▼▼▼
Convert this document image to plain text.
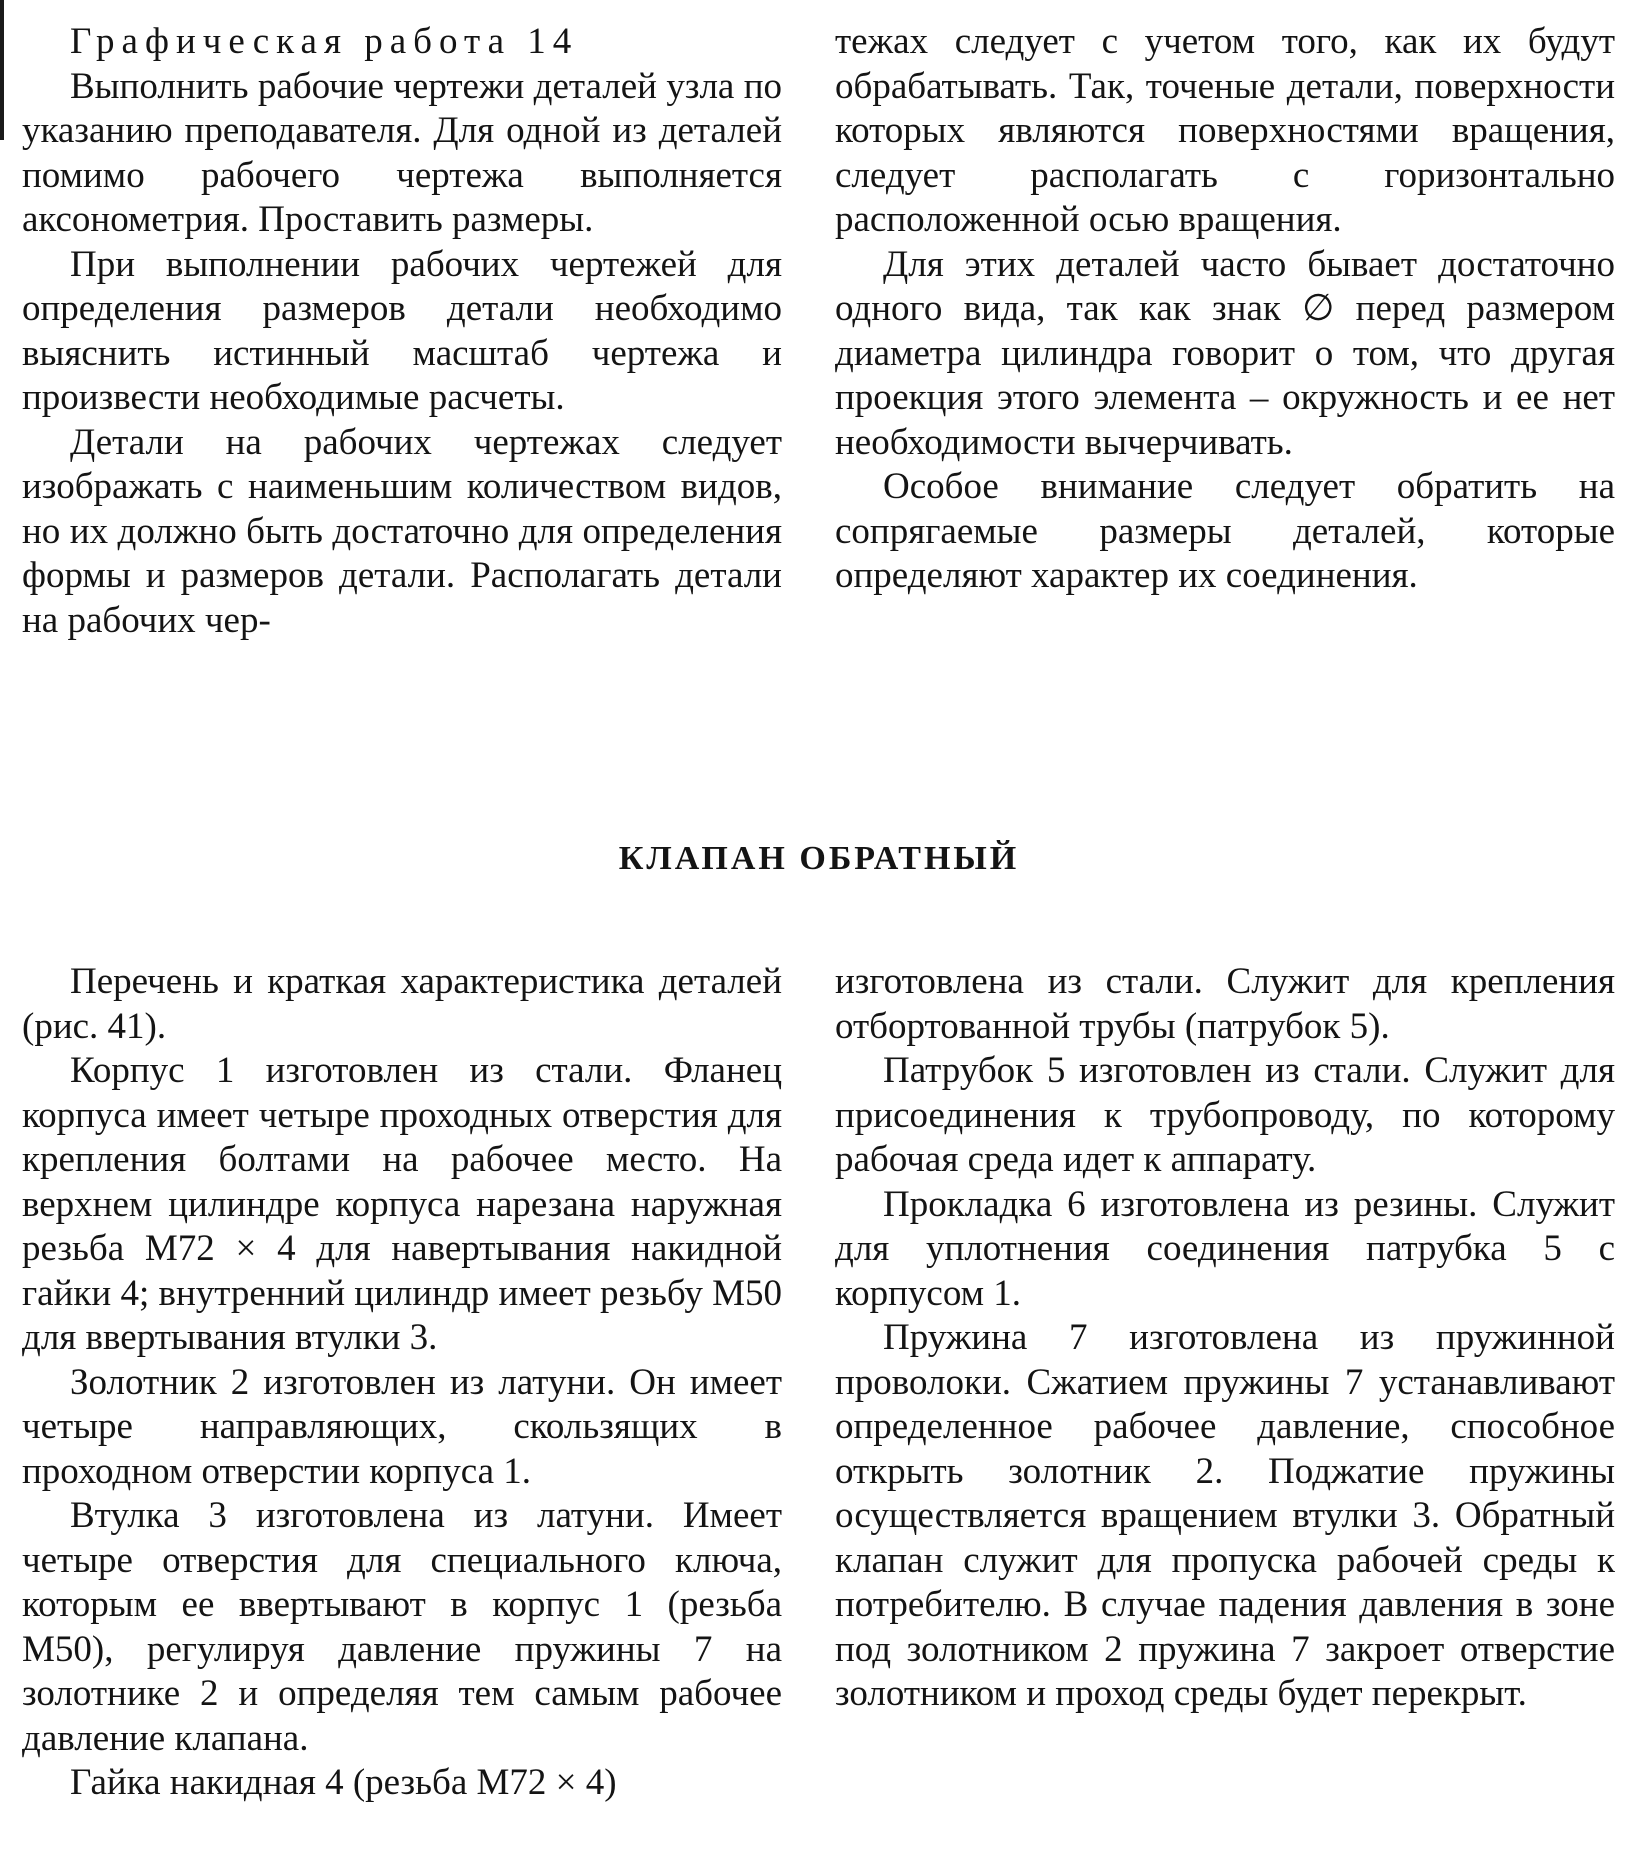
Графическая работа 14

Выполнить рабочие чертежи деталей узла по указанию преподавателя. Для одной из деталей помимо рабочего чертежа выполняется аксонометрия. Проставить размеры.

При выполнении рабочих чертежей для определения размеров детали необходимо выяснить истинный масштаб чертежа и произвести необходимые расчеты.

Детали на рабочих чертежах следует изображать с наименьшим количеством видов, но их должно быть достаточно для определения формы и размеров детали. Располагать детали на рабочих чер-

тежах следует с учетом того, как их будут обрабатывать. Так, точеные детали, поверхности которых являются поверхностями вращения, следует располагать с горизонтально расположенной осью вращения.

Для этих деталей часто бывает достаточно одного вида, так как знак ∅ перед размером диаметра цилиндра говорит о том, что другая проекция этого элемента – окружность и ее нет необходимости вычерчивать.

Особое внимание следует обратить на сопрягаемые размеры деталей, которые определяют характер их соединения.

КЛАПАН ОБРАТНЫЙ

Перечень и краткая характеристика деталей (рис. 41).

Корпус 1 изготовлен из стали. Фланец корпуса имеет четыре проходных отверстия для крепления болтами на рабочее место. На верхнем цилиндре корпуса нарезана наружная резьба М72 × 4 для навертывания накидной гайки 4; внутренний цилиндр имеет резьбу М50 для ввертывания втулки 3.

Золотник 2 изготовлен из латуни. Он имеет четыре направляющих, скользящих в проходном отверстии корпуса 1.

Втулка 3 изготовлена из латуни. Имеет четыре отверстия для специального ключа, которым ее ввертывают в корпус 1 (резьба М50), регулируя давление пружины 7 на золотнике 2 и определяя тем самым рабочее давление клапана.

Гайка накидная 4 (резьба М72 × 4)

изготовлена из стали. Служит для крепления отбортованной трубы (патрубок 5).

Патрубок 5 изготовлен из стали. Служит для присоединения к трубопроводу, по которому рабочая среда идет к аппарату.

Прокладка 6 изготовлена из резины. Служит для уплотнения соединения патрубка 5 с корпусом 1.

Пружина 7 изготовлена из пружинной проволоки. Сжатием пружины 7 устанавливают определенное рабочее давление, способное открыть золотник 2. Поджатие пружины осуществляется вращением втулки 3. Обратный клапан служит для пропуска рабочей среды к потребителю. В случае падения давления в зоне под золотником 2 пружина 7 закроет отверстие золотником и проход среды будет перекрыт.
▲▲▲
**Stated problem:**
The data above needs to be retyped exactly, with the images left out.

**Result of this task:**
Convert this document image to plain text.
Графическая работа 14

Выполнить рабочие чертежи деталей узла по указанию преподавателя. Для одной из деталей помимо рабочего чертежа выполняется аксонометрия. Проставить размеры.

При выполнении рабочих чертежей для определения размеров детали необходимо выяснить истинный масштаб чертежа и произвести необходимые расчеты.

Детали на рабочих чертежах следует изображать с наименьшим количеством видов, но их должно быть достаточно для определения формы и размеров детали. Располагать детали на рабочих чер-

тежах следует с учетом того, как их будут обрабатывать. Так, точеные детали, поверхности которых являются поверхностями вращения, следует располагать с горизонтально расположенной осью вращения.

Для этих деталей часто бывает достаточно одного вида, так как знак ∅ перед размером диаметра цилиндра говорит о том, что другая проекция этого элемента – окружность и ее нет необходимости вычерчивать.

Особое внимание следует обратить на сопрягаемые размеры деталей, которые определяют характер их соединения.

КЛАПАН ОБРАТНЫЙ

Перечень и краткая характеристика деталей (рис. 41).

Корпус 1 изготовлен из стали. Фланец корпуса имеет четыре проходных отверстия для крепления болтами на рабочее место. На верхнем цилиндре корпуса нарезана наружная резьба М72 × 4 для навертывания накидной гайки 4; внутренний цилиндр имеет резьбу М50 для ввертывания втулки 3.

Золотник 2 изготовлен из латуни. Он имеет четыре направляющих, скользящих в проходном отверстии корпуса 1.

Втулка 3 изготовлена из латуни. Имеет четыре отверстия для специального ключа, которым ее ввертывают в корпус 1 (резьба М50), регулируя давление пружины 7 на золотнике 2 и определяя тем самым рабочее давление клапана.

Гайка накидная 4 (резьба М72 × 4)

изготовлена из стали. Служит для крепления отбортованной трубы (патрубок 5).

Патрубок 5 изготовлен из стали. Служит для присоединения к трубопроводу, по которому рабочая среда идет к аппарату.

Прокладка 6 изготовлена из резины. Служит для уплотнения соединения патрубка 5 с корпусом 1.

Пружина 7 изготовлена из пружинной проволоки. Сжатием пружины 7 устанавливают определенное рабочее давление, способное открыть золотник 2. Поджатие пружины осуществляется вращением втулки 3. Обратный клапан служит для пропуска рабочей среды к потребителю. В случае падения давления в зоне под золотником 2 пружина 7 закроет отверстие золотником и проход среды будет перекрыт.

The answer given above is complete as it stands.